══ Supplied records ══

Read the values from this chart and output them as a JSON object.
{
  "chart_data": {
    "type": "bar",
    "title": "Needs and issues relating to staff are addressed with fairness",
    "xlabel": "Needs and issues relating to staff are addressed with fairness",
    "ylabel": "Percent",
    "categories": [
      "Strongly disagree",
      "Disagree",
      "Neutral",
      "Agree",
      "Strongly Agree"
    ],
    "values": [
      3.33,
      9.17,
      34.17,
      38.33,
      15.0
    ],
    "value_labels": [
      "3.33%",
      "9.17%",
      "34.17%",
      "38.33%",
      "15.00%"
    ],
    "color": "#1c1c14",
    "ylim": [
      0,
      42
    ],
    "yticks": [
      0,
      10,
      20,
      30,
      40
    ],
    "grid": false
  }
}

═══

Each line of the material above needs to be quoted exactly, please.

Read the values from this chart and output them as a JSON object.
{
  "chart_data": {
    "type": "bar",
    "title": "Needs and issues relating to staff are addressed with fairness",
    "xlabel": "Needs and issues relating to staff are addressed with fairness",
    "ylabel": "Percent",
    "categories": [
      "Strongly disagree",
      "Disagree",
      "Neutral",
      "Agree",
      "Strongly Agree"
    ],
    "values": [
      3.33,
      9.17,
      34.17,
      38.33,
      15.0
    ],
    "value_labels": [
      "3.33%",
      "9.17%",
      "34.17%",
      "38.33%",
      "15.00%"
    ],
    "color": "#1c1c14",
    "ylim": [
      0,
      42
    ],
    "yticks": [
      0,
      10,
      20,
      30,
      40
    ],
    "grid": false
  }
}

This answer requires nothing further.